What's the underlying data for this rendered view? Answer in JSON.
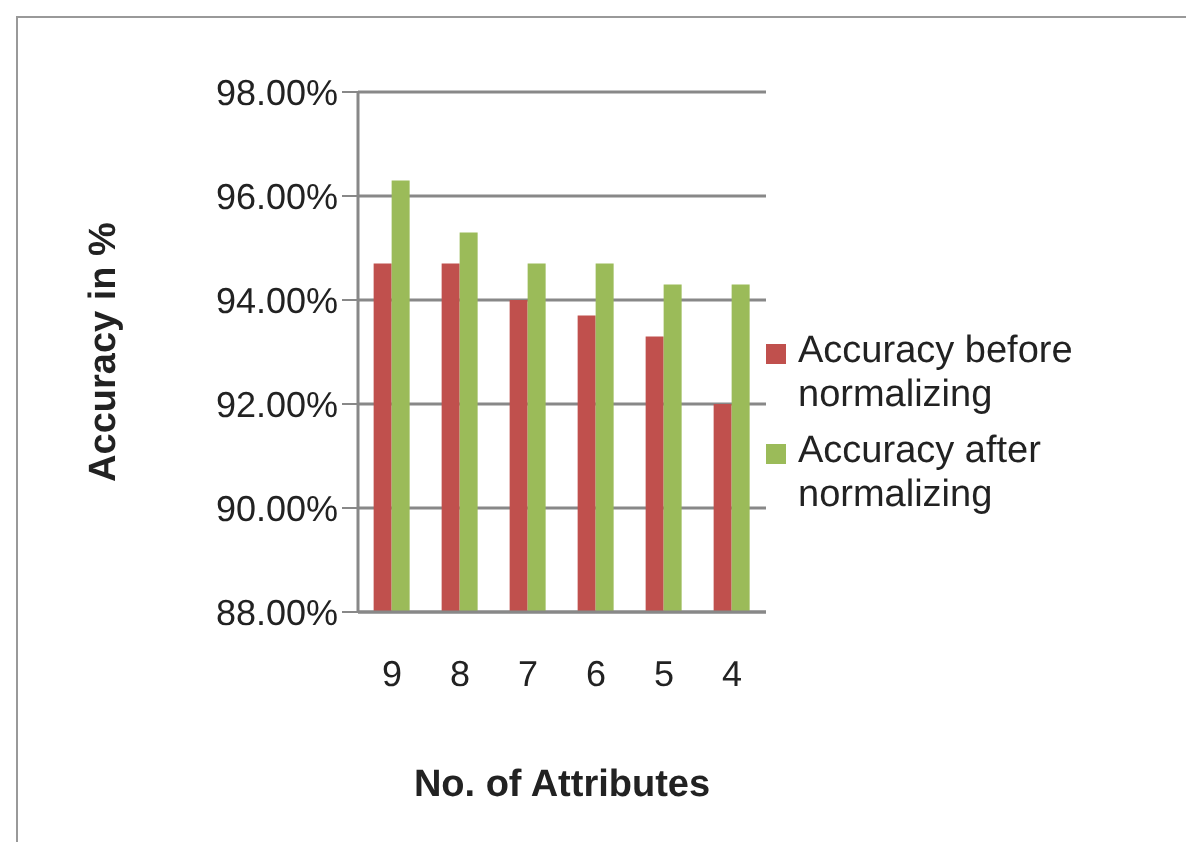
{
  "chart_data": {
    "type": "bar",
    "xlabel": "No. of Attributes",
    "ylabel": "Accuracy in %",
    "categories": [
      "9",
      "8",
      "7",
      "6",
      "5",
      "4"
    ],
    "series": [
      {
        "name": "Accuracy before normalizing",
        "color": "#c0504d",
        "values": [
          94.7,
          94.7,
          94.0,
          93.7,
          93.3,
          92.0
        ]
      },
      {
        "name": "Accuracy after normalizing",
        "color": "#9bbb59",
        "values": [
          96.3,
          95.3,
          94.7,
          94.7,
          94.3,
          94.3
        ]
      }
    ],
    "ylim": [
      88,
      98
    ],
    "yticks": [
      {
        "value": 88,
        "label": "88.00%"
      },
      {
        "value": 90,
        "label": "90.00%"
      },
      {
        "value": 92,
        "label": "92.00%"
      },
      {
        "value": 94,
        "label": "94.00%"
      },
      {
        "value": 96,
        "label": "96.00%"
      },
      {
        "value": 98,
        "label": "98.00%"
      }
    ],
    "grid": "y",
    "legend": "right"
  }
}
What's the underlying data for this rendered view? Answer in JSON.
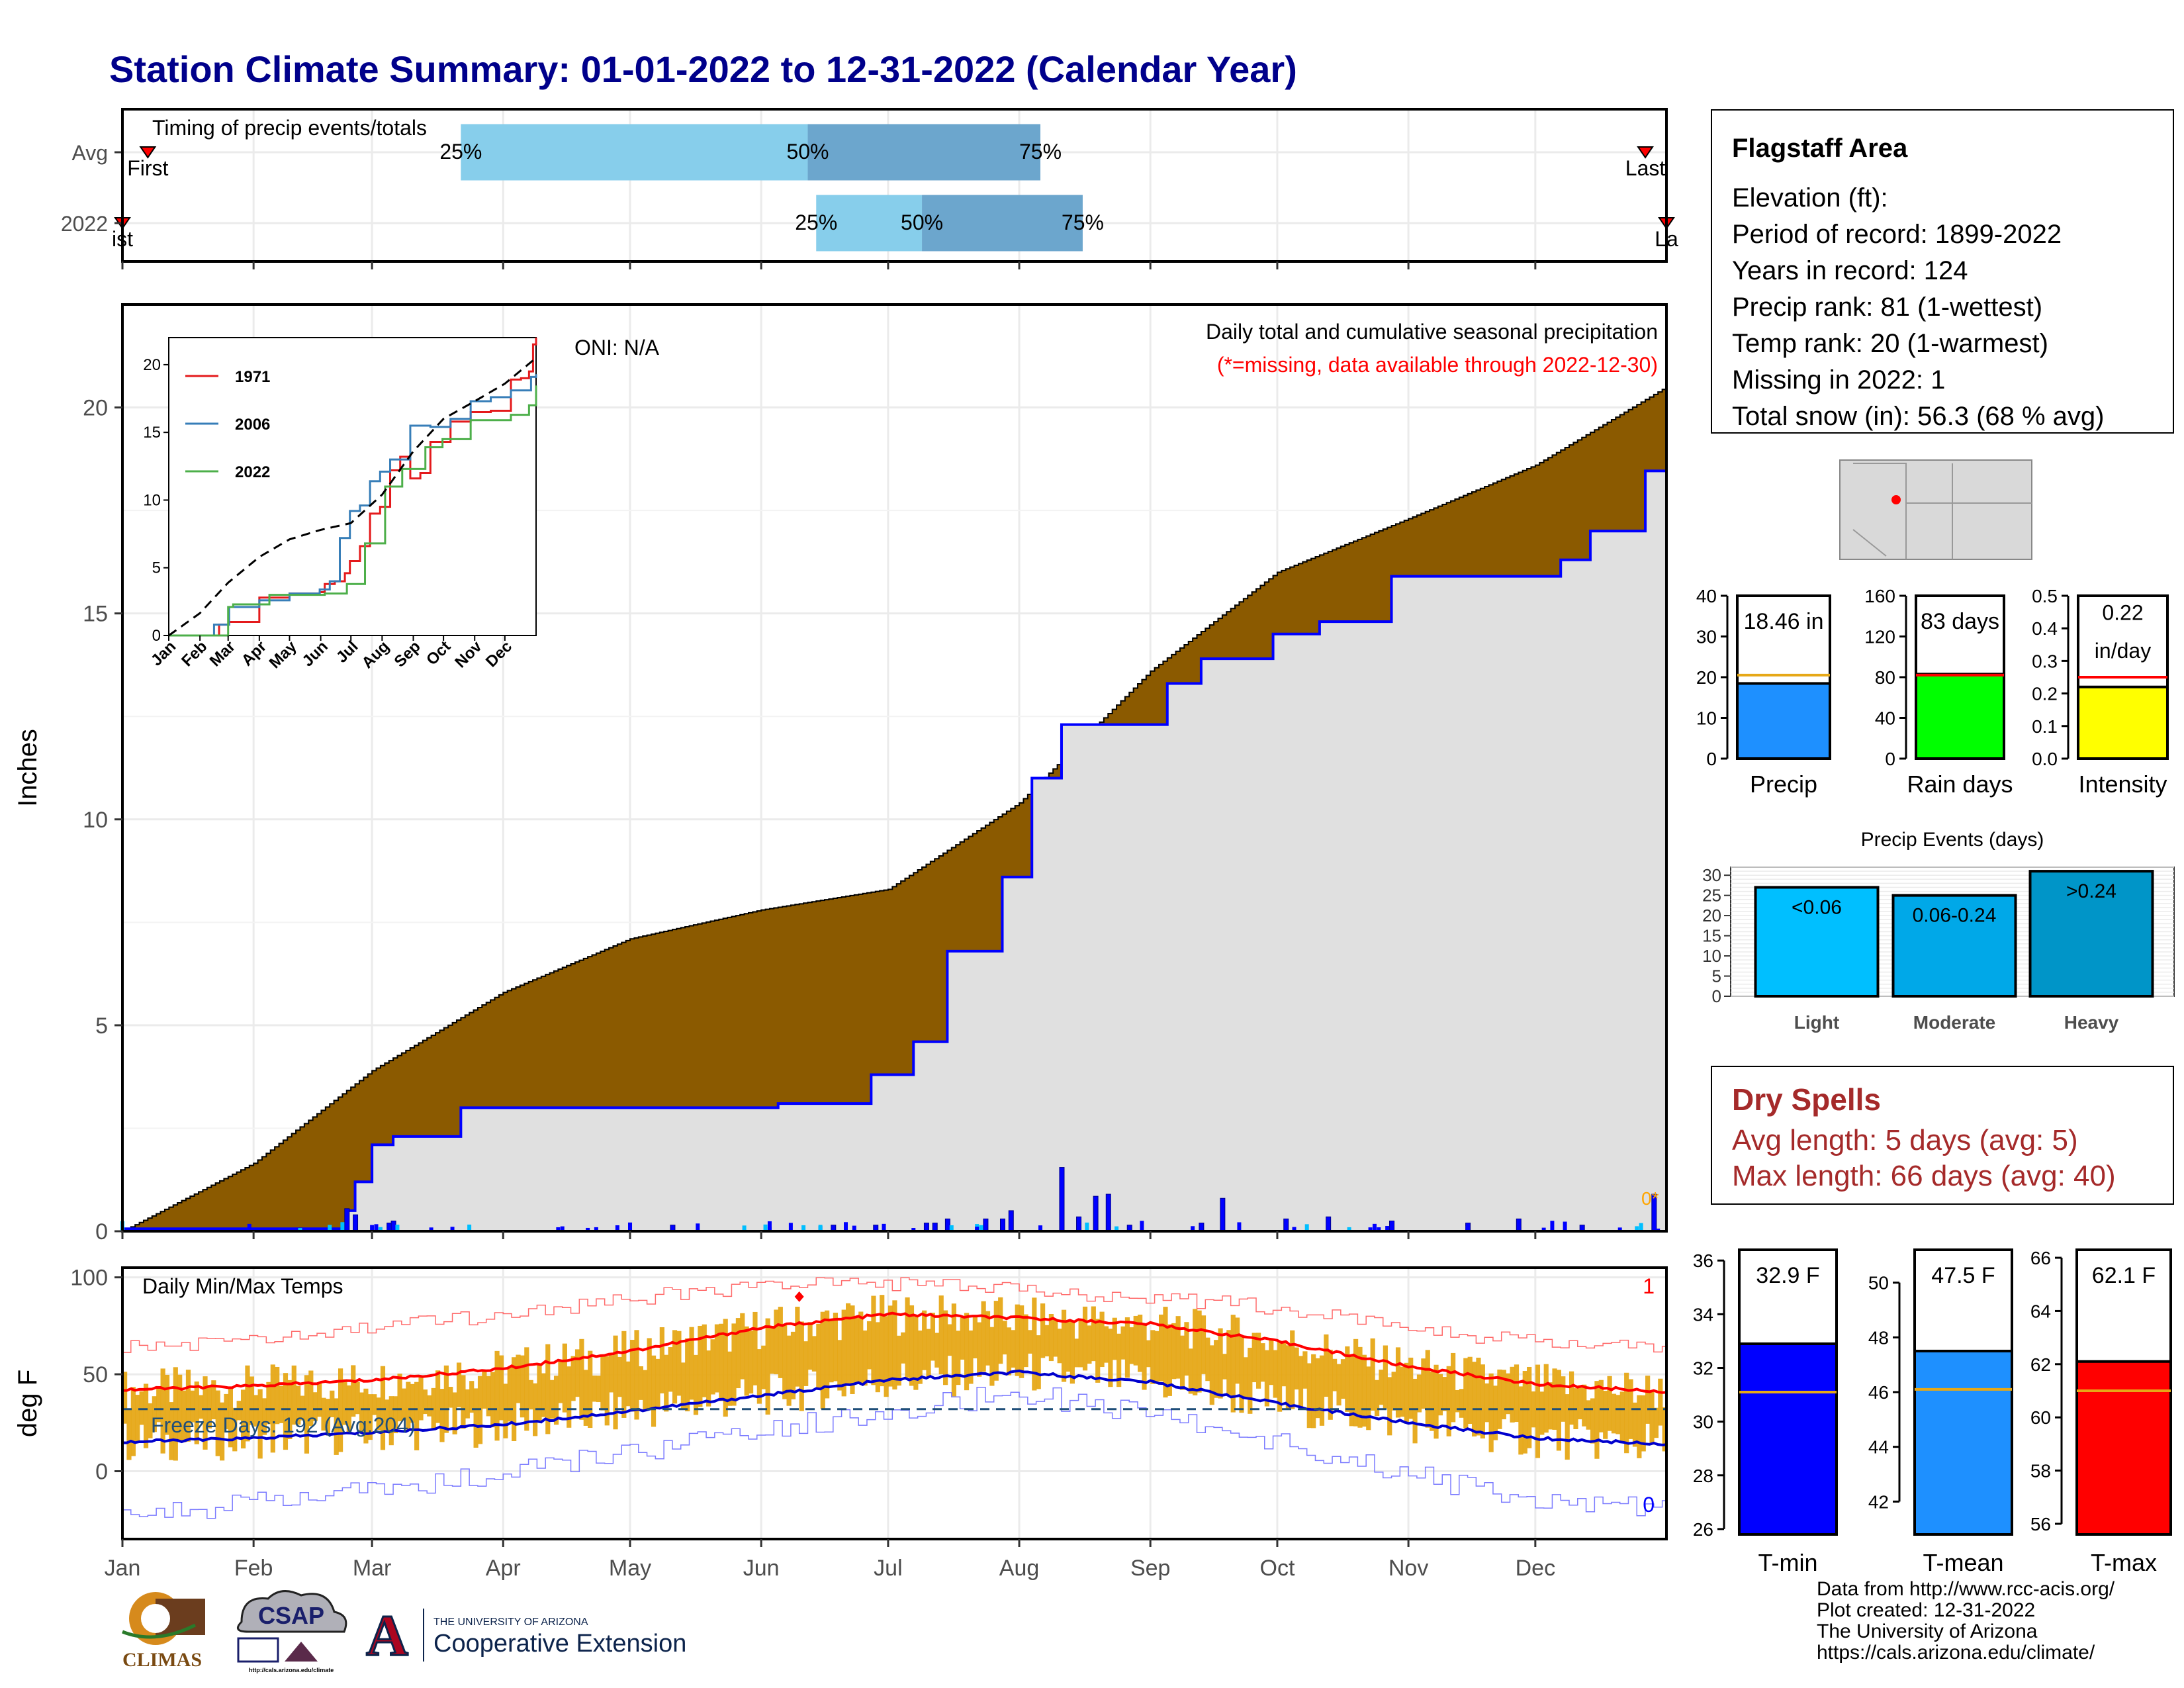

▬▬▬▬▬▬

From start to finish, output the listing exactly, but omit its pictures.

What's the underlying data for this rendered view? Answer in JSON.
{
  "chart_data": {
    "type": "bar",
    "xlabel": "No. of Attributes",
    "ylabel": "Accuracy in %",
    "categories": [
      "9",
      "8",
      "7",
      "6",
      "5",
      "4"
    ],
    "series": [
      {
        "name": "Accuracy before normalizing",
        "color": "#c0504d",
        "values": [
          94.7,
          94.7,
          94.0,
          93.7,
          93.3,
          92.0
        ]
      },
      {
        "name": "Accuracy after normalizing",
        "color": "#9bbb59",
        "values": [
          96.3,
          95.3,
          94.7,
          94.7,
          94.3,
          94.3
        ]
      }
    ],
    "ylim": [
      88,
      98
    ],
    "yticks": [
      {
        "value": 88,
        "label": "88.00%"
      },
      {
        "value": 90,
        "label": "90.00%"
      },
      {
        "value": 92,
        "label": "92.00%"
      },
      {
        "value": 94,
        "label": "94.00%"
      },
      {
        "value": 96,
        "label": "96.00%"
      },
      {
        "value": 98,
        "label": "98.00%"
      }
    ],
    "grid": "y",
    "legend": "right"
  }
}
What's the underlying data for this rendered view? Answer in JSON.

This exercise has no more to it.